● **STATED EXERCISE**
Transcribe the whole listing without a single picture.

(Records from a collection)
• • • •

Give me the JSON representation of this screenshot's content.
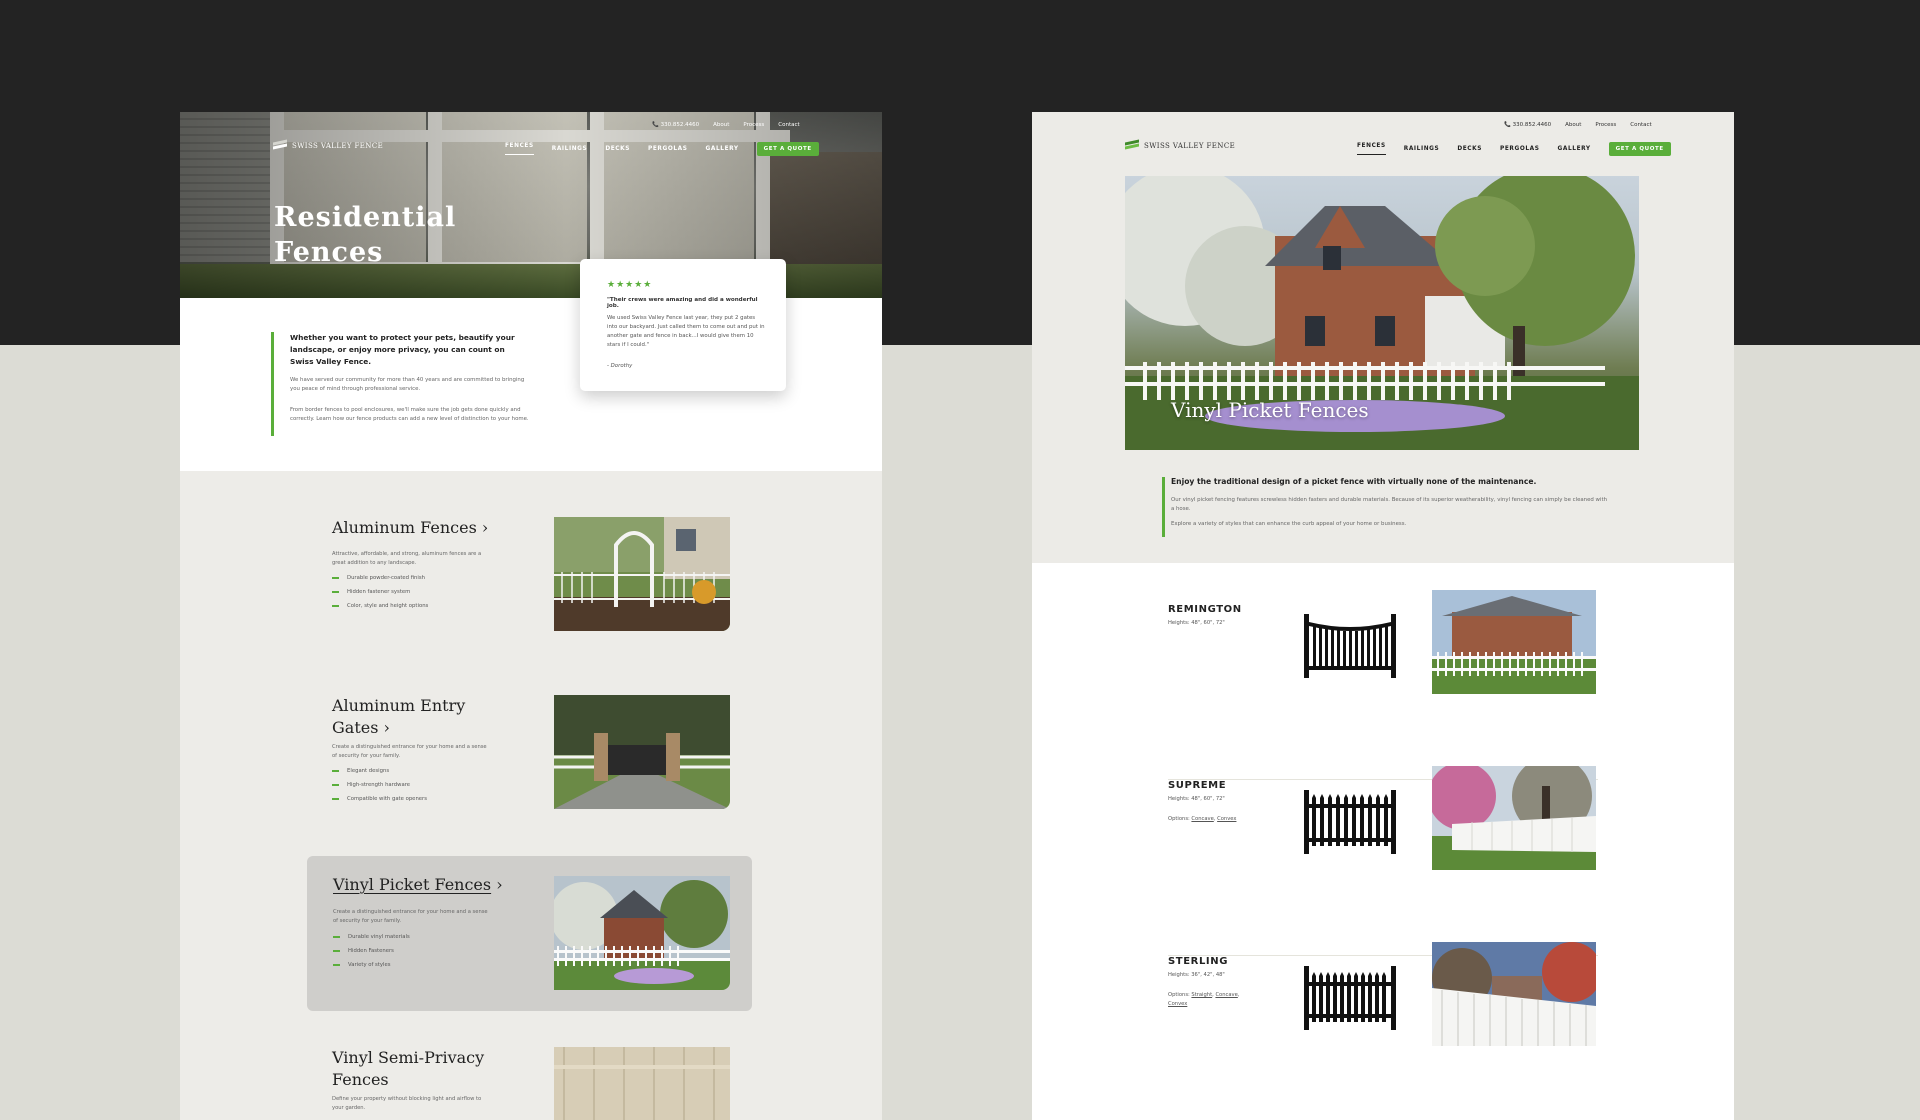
{
  "brand": {
    "name": "SWISS VALLEY FENCE",
    "accent": "#5aae3a"
  },
  "utility": {
    "phone": "330.852.4460",
    "links": [
      "About",
      "Process",
      "Contact"
    ]
  },
  "nav": {
    "items": [
      "FENCES",
      "RAILINGS",
      "DECKS",
      "PERGOLAS",
      "GALLERY"
    ],
    "active": "FENCES",
    "cta": "GET A QUOTE"
  },
  "left": {
    "hero_title_line1": "Residential",
    "hero_title_line2": "Fences",
    "intro_heading": "Whether you want to protect your pets, beautify your landscape, or enjoy more privacy, you can count on Swiss Valley Fence.",
    "intro_p1": "We have served our community for more than 40 years and are committed to bringing you peace of mind through professional service.",
    "intro_p2": "From border fences to pool enclosures, we'll make sure the job gets done quickly and correctly. Learn how our fence products can add a new level of distinction to your home.",
    "review": {
      "stars": "★★★★★",
      "quote": "\"Their crews were amazing and did a wonderful job.",
      "body": "We used Swiss Valley Fence last year, they put 2 gates into our backyard. Just called them to come out and put in another gate and fence in back...I would give them 10 stars if I could.\"",
      "author": "- Dorothy"
    },
    "products": [
      {
        "title": "Aluminum Fences",
        "desc": "Attractive, affordable, and strong, aluminum fences are a great addition to any landscape.",
        "bullets": [
          "Durable powder-coated finish",
          "Hidden fastener system",
          "Color, style and height options"
        ]
      },
      {
        "title_line1": "Aluminum Entry",
        "title_line2": "Gates",
        "desc": "Create a distinguished entrance for your home and a sense of security for your family.",
        "bullets": [
          "Elegant designs",
          "High-strength hardware",
          "Compatible with gate openers"
        ]
      },
      {
        "title": "Vinyl Picket Fences",
        "desc": "Create a distinguished entrance for your home and a sense of security for your family.",
        "bullets": [
          "Durable vinyl materials",
          "Hidden Fasteners",
          "Variety of styles"
        ]
      },
      {
        "title_line1": "Vinyl Semi-Privacy",
        "title_line2": "Fences",
        "desc": "Define your property without blocking light and airflow to your garden."
      }
    ]
  },
  "right": {
    "hero_title": "Vinyl Picket Fences",
    "lead_heading": "Enjoy the traditional design of a picket fence with virtually none of the maintenance.",
    "lead_p1": "Our vinyl picket fencing features screwless hidden fasters and durable materials. Because of its superior weatherability, vinyl fencing can simply be cleaned with a hose.",
    "lead_p2": "Explore a variety of styles that can enhance the curb appeal of your home or business.",
    "styles": [
      {
        "name": "REMINGTON",
        "heights": "Heights: 48\", 60\", 72\""
      },
      {
        "name": "SUPREME",
        "heights": "Heights: 48\", 60\", 72\"",
        "options_label": "Options:",
        "options": [
          "Concave",
          "Convex"
        ]
      },
      {
        "name": "STERLING",
        "heights": "Heights: 36\", 42\", 48\"",
        "options_label": "Options:",
        "options": [
          "Straight",
          "Concave",
          "Convex"
        ]
      }
    ]
  }
}
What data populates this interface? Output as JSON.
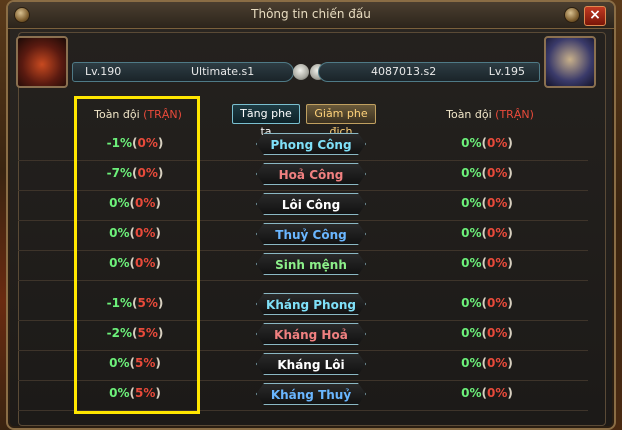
{
  "window": {
    "title": "Thông tin chiến đấu",
    "close_label": "×"
  },
  "player_left": {
    "level": "Lv.190",
    "name": "Ultimate.s1"
  },
  "player_right": {
    "level": "Lv.195",
    "name": "4087013.s2"
  },
  "columns": {
    "left_head": "Toàn đội",
    "left_tag": "(TRẬN)",
    "right_head": "Toàn đội",
    "right_tag": "(TRẬN)"
  },
  "toggles": {
    "us": "Tăng phe ta",
    "enemy": "Giảm phe địch"
  },
  "rows": [
    {
      "label": "Phong Công",
      "left": "-1%",
      "left_tran": "0%",
      "right": "0%",
      "right_tran": "0%"
    },
    {
      "label": "Hoả Công",
      "left": "-7%",
      "left_tran": "0%",
      "right": "0%",
      "right_tran": "0%"
    },
    {
      "label": "Lôi Công",
      "left": "0%",
      "left_tran": "0%",
      "right": "0%",
      "right_tran": "0%"
    },
    {
      "label": "Thuỷ Công",
      "left": "0%",
      "left_tran": "0%",
      "right": "0%",
      "right_tran": "0%"
    },
    {
      "label": "Sinh mệnh",
      "left": "0%",
      "left_tran": "0%",
      "right": "0%",
      "right_tran": "0%"
    },
    {
      "label": "Kháng Phong",
      "left": "-1%",
      "left_tran": "5%",
      "right": "0%",
      "right_tran": "0%"
    },
    {
      "label": "Kháng Hoả",
      "left": "-2%",
      "left_tran": "5%",
      "right": "0%",
      "right_tran": "0%"
    },
    {
      "label": "Kháng Lôi",
      "left": "0%",
      "left_tran": "5%",
      "right": "0%",
      "right_tran": "0%"
    },
    {
      "label": "Kháng Thuỷ",
      "left": "0%",
      "left_tran": "5%",
      "right": "0%",
      "right_tran": "0%"
    }
  ],
  "colors": {
    "highlight_box": "#ffe600",
    "positive": "#6cf07a",
    "tran": "#e84a3a"
  }
}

• • • •

● **PROBLEM SOLUTION**
Give me the JSON representation of this screenshot's content.
{
  "brand": {
    "name": "SWISS VALLEY FENCE",
    "accent": "#5aae3a"
  },
  "utility": {
    "phone": "330.852.4460",
    "links": [
      "About",
      "Process",
      "Contact"
    ]
  },
  "nav": {
    "items": [
      "FENCES",
      "RAILINGS",
      "DECKS",
      "PERGOLAS",
      "GALLERY"
    ],
    "active": "FENCES",
    "cta": "GET A QUOTE"
  },
  "left": {
    "hero_title_line1": "Residential",
    "hero_title_line2": "Fences",
    "intro_heading": "Whether you want to protect your pets, beautify your landscape, or enjoy more privacy, you can count on Swiss Valley Fence.",
    "intro_p1": "We have served our community for more than 40 years and are committed to bringing you peace of mind through professional service.",
    "intro_p2": "From border fences to pool enclosures, we'll make sure the job gets done quickly and correctly. Learn how our fence products can add a new level of distinction to your home.",
    "review": {
      "stars": "★★★★★",
      "quote": "\"Their crews were amazing and did a wonderful job.",
      "body": "We used Swiss Valley Fence last year, they put 2 gates into our backyard. Just called them to come out and put in another gate and fence in back...I would give them 10 stars if I could.\"",
      "author": "- Dorothy"
    },
    "products": [
      {
        "title": "Aluminum Fences",
        "desc": "Attractive, affordable, and strong, aluminum fences are a great addition to any landscape.",
        "bullets": [
          "Durable powder-coated finish",
          "Hidden fastener system",
          "Color, style and height options"
        ]
      },
      {
        "title_line1": "Aluminum Entry",
        "title_line2": "Gates",
        "desc": "Create a distinguished entrance for your home and a sense of security for your family.",
        "bullets": [
          "Elegant designs",
          "High-strength hardware",
          "Compatible with gate openers"
        ]
      },
      {
        "title": "Vinyl Picket Fences",
        "desc": "Create a distinguished entrance for your home and a sense of security for your family.",
        "bullets": [
          "Durable vinyl materials",
          "Hidden Fasteners",
          "Variety of styles"
        ]
      },
      {
        "title_line1": "Vinyl Semi-Privacy",
        "title_line2": "Fences",
        "desc": "Define your property without blocking light and airflow to your garden."
      }
    ]
  },
  "right": {
    "hero_title": "Vinyl Picket Fences",
    "lead_heading": "Enjoy the traditional design of a picket fence with virtually none of the maintenance.",
    "lead_p1": "Our vinyl picket fencing features screwless hidden fasters and durable materials. Because of its superior weatherability, vinyl fencing can simply be cleaned with a hose.",
    "lead_p2": "Explore a variety of styles that can enhance the curb appeal of your home or business.",
    "styles": [
      {
        "name": "REMINGTON",
        "heights": "Heights: 48\", 60\", 72\""
      },
      {
        "name": "SUPREME",
        "heights": "Heights: 48\", 60\", 72\"",
        "options_label": "Options:",
        "options": [
          "Concave",
          "Convex"
        ]
      },
      {
        "name": "STERLING",
        "heights": "Heights: 36\", 42\", 48\"",
        "options_label": "Options:",
        "options": [
          "Straight",
          "Concave",
          "Convex"
        ]
      }
    ]
  }
}
What data populates this interface? Output as JSON.
{
  "window": {
    "title": "Thông tin chiến đấu",
    "close_label": "×"
  },
  "player_left": {
    "level": "Lv.190",
    "name": "Ultimate.s1"
  },
  "player_right": {
    "level": "Lv.195",
    "name": "4087013.s2"
  },
  "columns": {
    "left_head": "Toàn đội",
    "left_tag": "(TRẬN)",
    "right_head": "Toàn đội",
    "right_tag": "(TRẬN)"
  },
  "toggles": {
    "us": "Tăng phe ta",
    "enemy": "Giảm phe địch"
  },
  "rows": [
    {
      "label": "Phong Công",
      "left": "-1%",
      "left_tran": "0%",
      "right": "0%",
      "right_tran": "0%"
    },
    {
      "label": "Hoả Công",
      "left": "-7%",
      "left_tran": "0%",
      "right": "0%",
      "right_tran": "0%"
    },
    {
      "label": "Lôi Công",
      "left": "0%",
      "left_tran": "0%",
      "right": "0%",
      "right_tran": "0%"
    },
    {
      "label": "Thuỷ Công",
      "left": "0%",
      "left_tran": "0%",
      "right": "0%",
      "right_tran": "0%"
    },
    {
      "label": "Sinh mệnh",
      "left": "0%",
      "left_tran": "0%",
      "right": "0%",
      "right_tran": "0%"
    },
    {
      "label": "Kháng Phong",
      "left": "-1%",
      "left_tran": "5%",
      "right": "0%",
      "right_tran": "0%"
    },
    {
      "label": "Kháng Hoả",
      "left": "-2%",
      "left_tran": "5%",
      "right": "0%",
      "right_tran": "0%"
    },
    {
      "label": "Kháng Lôi",
      "left": "0%",
      "left_tran": "5%",
      "right": "0%",
      "right_tran": "0%"
    },
    {
      "label": "Kháng Thuỷ",
      "left": "0%",
      "left_tran": "5%",
      "right": "0%",
      "right_tran": "0%"
    }
  ],
  "colors": {
    "highlight_box": "#ffe600",
    "positive": "#6cf07a",
    "tran": "#e84a3a"
  }
}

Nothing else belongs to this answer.